→ **Request**:
The records below are split into lines. How many of those lines contain the string "Evaluation"? Reply with the number only.
━━━━━━━━━━━━━━━━
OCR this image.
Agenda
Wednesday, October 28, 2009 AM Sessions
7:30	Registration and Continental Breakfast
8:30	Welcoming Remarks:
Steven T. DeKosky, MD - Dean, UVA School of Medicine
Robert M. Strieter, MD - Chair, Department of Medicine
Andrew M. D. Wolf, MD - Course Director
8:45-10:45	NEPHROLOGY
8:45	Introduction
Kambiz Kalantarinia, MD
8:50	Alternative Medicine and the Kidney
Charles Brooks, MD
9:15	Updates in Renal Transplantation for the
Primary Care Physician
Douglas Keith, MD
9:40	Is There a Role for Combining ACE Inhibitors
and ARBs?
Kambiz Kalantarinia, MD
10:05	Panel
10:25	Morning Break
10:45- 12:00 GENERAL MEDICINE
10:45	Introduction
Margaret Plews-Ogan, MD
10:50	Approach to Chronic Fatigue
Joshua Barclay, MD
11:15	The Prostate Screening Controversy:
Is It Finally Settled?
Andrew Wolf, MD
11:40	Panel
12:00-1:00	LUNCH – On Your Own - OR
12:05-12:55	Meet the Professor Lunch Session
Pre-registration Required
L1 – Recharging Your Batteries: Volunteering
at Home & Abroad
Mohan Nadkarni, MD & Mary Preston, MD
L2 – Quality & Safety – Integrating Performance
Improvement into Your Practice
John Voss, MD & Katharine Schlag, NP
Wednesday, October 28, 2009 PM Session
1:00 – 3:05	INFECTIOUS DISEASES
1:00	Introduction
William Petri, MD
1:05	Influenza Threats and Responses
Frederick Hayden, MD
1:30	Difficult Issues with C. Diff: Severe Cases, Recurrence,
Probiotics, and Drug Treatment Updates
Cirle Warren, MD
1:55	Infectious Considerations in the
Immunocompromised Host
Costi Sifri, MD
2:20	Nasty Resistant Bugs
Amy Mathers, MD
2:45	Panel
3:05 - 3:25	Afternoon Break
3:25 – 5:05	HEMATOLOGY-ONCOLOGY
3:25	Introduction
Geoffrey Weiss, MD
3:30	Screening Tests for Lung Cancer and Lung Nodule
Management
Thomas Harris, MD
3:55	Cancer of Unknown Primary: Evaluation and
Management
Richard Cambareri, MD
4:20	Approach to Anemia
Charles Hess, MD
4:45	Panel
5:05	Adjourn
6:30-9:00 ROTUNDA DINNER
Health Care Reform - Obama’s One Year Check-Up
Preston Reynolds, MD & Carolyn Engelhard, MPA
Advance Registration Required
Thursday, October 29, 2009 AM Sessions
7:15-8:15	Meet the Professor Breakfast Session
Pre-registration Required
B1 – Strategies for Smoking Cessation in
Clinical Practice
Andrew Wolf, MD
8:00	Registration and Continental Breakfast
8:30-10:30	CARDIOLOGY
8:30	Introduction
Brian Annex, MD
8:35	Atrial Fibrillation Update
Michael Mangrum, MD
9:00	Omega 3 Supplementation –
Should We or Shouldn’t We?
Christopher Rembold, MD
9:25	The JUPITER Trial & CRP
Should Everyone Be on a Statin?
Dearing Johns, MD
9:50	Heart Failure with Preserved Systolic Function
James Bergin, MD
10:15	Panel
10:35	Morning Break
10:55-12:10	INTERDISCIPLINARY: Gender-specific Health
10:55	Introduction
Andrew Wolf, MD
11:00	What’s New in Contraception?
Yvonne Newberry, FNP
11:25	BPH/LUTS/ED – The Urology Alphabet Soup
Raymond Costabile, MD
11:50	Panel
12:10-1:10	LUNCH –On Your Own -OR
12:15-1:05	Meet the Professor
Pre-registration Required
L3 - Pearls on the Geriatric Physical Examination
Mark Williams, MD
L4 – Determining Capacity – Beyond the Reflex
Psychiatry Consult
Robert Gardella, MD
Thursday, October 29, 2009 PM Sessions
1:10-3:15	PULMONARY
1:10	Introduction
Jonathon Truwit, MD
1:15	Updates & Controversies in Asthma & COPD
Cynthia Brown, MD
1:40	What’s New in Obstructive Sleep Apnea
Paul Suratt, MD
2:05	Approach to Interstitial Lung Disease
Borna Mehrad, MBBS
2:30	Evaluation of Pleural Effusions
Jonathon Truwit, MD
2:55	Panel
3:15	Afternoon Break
━━━━━━━━━━━━━━━━
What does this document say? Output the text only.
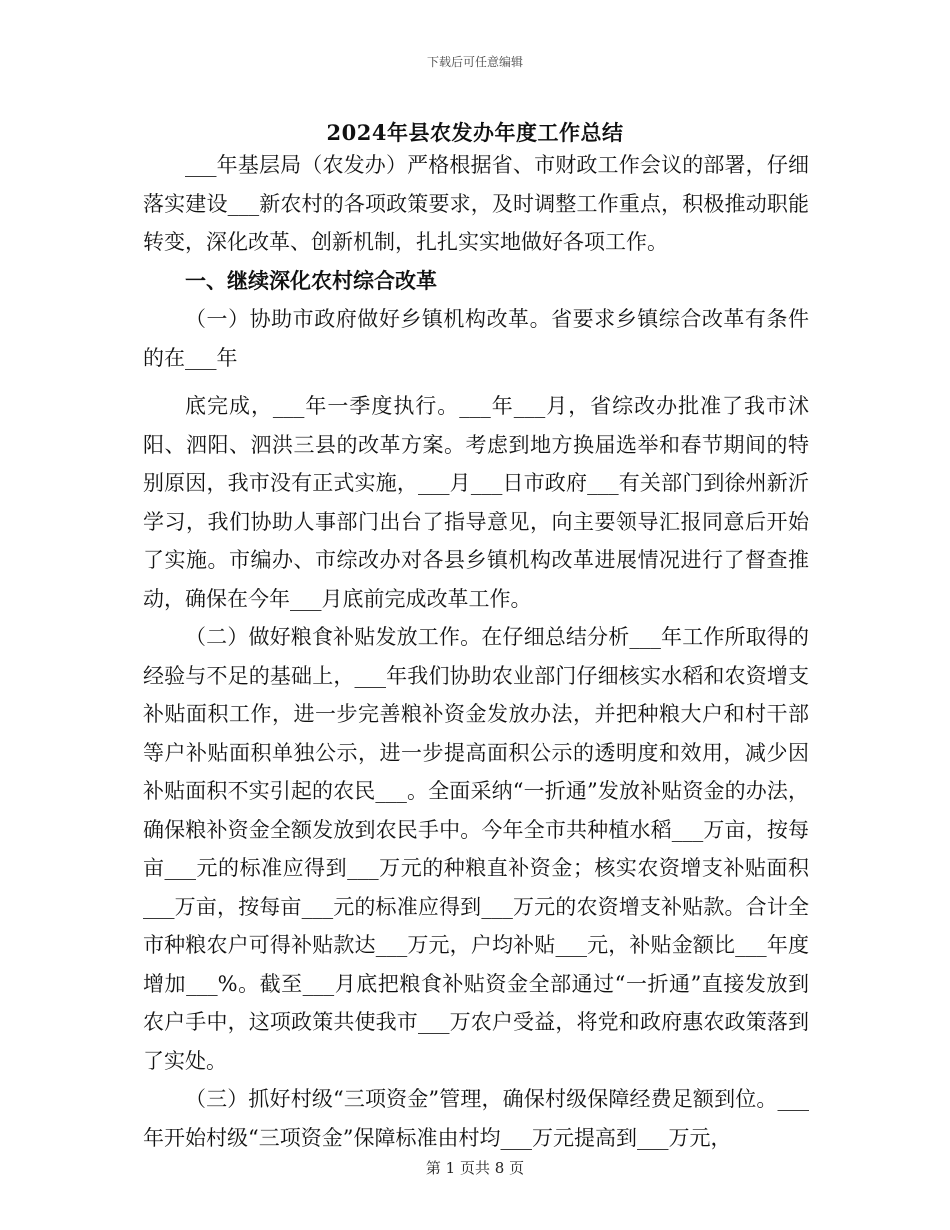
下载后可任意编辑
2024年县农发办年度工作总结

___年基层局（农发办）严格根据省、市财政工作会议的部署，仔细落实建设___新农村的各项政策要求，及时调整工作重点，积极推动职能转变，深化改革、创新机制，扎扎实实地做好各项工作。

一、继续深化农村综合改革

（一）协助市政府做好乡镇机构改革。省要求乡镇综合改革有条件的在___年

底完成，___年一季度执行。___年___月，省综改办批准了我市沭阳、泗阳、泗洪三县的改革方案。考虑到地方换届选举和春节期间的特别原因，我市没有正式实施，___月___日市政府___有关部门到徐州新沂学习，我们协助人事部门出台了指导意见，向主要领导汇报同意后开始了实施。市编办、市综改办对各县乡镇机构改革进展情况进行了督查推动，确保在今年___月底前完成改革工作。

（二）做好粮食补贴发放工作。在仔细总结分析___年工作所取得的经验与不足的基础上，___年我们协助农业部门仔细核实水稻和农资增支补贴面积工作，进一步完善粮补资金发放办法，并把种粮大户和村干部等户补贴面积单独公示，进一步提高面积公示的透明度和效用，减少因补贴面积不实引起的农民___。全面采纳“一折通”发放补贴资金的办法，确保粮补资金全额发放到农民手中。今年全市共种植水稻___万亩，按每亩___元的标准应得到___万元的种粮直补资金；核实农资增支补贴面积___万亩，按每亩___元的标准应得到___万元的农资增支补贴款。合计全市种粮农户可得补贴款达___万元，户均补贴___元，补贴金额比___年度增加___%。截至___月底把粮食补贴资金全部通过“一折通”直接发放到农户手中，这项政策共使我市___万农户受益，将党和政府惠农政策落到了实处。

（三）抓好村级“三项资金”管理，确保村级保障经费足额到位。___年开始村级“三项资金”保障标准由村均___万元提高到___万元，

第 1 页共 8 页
━━━━━━━━━━━━━━━━
→ **Answer for the task**:
2